• **Description of the task**:
Word for word, repeat the entries, minus the pictures.

[Data entries]
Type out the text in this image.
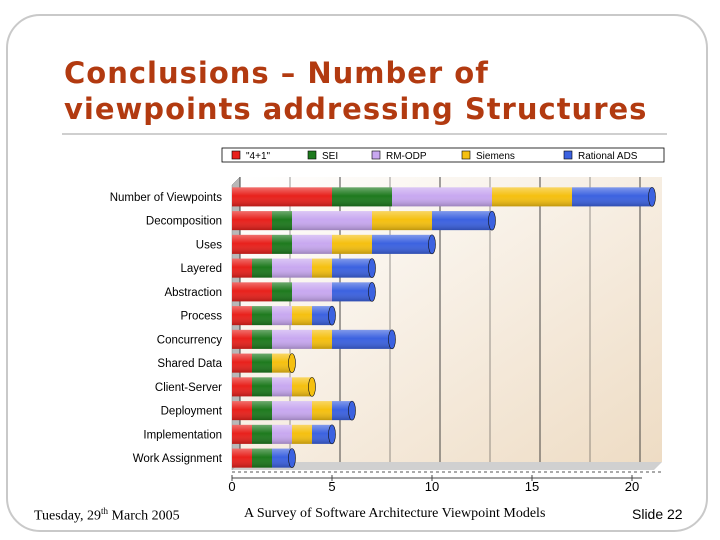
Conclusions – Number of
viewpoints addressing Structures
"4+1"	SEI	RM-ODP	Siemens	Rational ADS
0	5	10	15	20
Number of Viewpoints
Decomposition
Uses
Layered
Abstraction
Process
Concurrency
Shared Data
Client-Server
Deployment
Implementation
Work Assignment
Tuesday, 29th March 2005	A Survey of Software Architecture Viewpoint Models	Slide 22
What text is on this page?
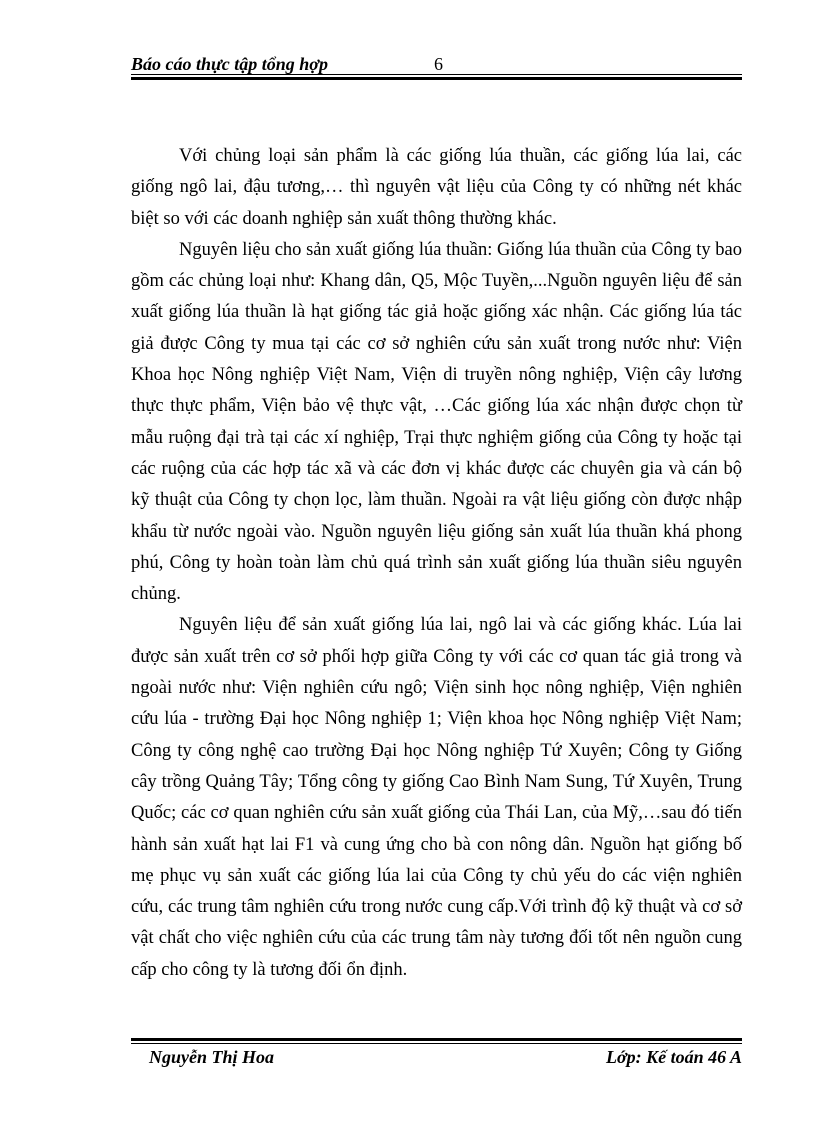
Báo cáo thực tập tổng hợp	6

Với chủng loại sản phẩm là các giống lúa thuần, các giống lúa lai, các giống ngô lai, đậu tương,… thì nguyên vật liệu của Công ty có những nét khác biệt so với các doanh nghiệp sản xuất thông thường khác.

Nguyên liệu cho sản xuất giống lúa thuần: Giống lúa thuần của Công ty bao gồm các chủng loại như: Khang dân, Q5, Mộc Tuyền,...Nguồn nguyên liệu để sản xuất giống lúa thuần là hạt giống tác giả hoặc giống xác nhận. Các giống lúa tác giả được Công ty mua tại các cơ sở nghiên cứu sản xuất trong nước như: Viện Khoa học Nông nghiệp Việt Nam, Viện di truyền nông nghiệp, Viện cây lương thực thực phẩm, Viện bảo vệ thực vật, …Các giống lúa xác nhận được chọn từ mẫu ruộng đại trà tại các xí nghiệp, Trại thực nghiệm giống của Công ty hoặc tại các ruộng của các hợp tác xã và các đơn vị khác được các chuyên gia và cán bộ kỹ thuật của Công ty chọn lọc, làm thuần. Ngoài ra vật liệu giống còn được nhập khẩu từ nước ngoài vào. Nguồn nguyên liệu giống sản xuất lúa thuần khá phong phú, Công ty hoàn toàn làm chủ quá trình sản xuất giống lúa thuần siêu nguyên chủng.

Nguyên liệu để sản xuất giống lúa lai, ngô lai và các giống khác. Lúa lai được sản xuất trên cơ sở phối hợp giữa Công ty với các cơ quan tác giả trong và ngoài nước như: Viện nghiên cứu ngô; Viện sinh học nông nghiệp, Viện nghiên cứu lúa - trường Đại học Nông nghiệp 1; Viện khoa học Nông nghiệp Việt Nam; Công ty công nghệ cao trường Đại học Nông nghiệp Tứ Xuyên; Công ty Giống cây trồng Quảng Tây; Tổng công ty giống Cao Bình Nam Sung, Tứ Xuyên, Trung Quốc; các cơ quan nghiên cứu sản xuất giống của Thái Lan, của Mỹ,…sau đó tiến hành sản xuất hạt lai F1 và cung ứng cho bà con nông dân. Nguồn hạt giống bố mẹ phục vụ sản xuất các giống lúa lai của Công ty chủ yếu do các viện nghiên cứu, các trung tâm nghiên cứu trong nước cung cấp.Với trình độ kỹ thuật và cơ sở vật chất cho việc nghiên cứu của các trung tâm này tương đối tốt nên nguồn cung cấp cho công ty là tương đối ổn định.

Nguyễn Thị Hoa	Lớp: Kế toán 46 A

• **Full output**:
Type out the text in this image.
Conclusions – Number of
viewpoints addressing Structures
"4+1"	SEI	RM-ODP	Siemens	Rational ADS
0	5	10	15	20
Number of Viewpoints
Decomposition
Uses
Layered
Abstraction
Process
Concurrency
Shared Data
Client-Server
Deployment
Implementation
Work Assignment
Tuesday, 29th March 2005	A Survey of Software Architecture Viewpoint Models	Slide 22
What text is on this page?
Báo cáo thực tập tổng hợp	6

Với chủng loại sản phẩm là các giống lúa thuần, các giống lúa lai, các giống ngô lai, đậu tương,… thì nguyên vật liệu của Công ty có những nét khác biệt so với các doanh nghiệp sản xuất thông thường khác.

Nguyên liệu cho sản xuất giống lúa thuần: Giống lúa thuần của Công ty bao gồm các chủng loại như: Khang dân, Q5, Mộc Tuyền,...Nguồn nguyên liệu để sản xuất giống lúa thuần là hạt giống tác giả hoặc giống xác nhận. Các giống lúa tác giả được Công ty mua tại các cơ sở nghiên cứu sản xuất trong nước như: Viện Khoa học Nông nghiệp Việt Nam, Viện di truyền nông nghiệp, Viện cây lương thực thực phẩm, Viện bảo vệ thực vật, …Các giống lúa xác nhận được chọn từ mẫu ruộng đại trà tại các xí nghiệp, Trại thực nghiệm giống của Công ty hoặc tại các ruộng của các hợp tác xã và các đơn vị khác được các chuyên gia và cán bộ kỹ thuật của Công ty chọn lọc, làm thuần. Ngoài ra vật liệu giống còn được nhập khẩu từ nước ngoài vào. Nguồn nguyên liệu giống sản xuất lúa thuần khá phong phú, Công ty hoàn toàn làm chủ quá trình sản xuất giống lúa thuần siêu nguyên chủng.

Nguyên liệu để sản xuất giống lúa lai, ngô lai và các giống khác. Lúa lai được sản xuất trên cơ sở phối hợp giữa Công ty với các cơ quan tác giả trong và ngoài nước như: Viện nghiên cứu ngô; Viện sinh học nông nghiệp, Viện nghiên cứu lúa - trường Đại học Nông nghiệp 1; Viện khoa học Nông nghiệp Việt Nam; Công ty công nghệ cao trường Đại học Nông nghiệp Tứ Xuyên; Công ty Giống cây trồng Quảng Tây; Tổng công ty giống Cao Bình Nam Sung, Tứ Xuyên, Trung Quốc; các cơ quan nghiên cứu sản xuất giống của Thái Lan, của Mỹ,…sau đó tiến hành sản xuất hạt lai F1 và cung ứng cho bà con nông dân. Nguồn hạt giống bố mẹ phục vụ sản xuất các giống lúa lai của Công ty chủ yếu do các viện nghiên cứu, các trung tâm nghiên cứu trong nước cung cấp.Với trình độ kỹ thuật và cơ sở vật chất cho việc nghiên cứu của các trung tâm này tương đối tốt nên nguồn cung cấp cho công ty là tương đối ổn định.

Nguyễn Thị Hoa	Lớp: Kế toán 46 A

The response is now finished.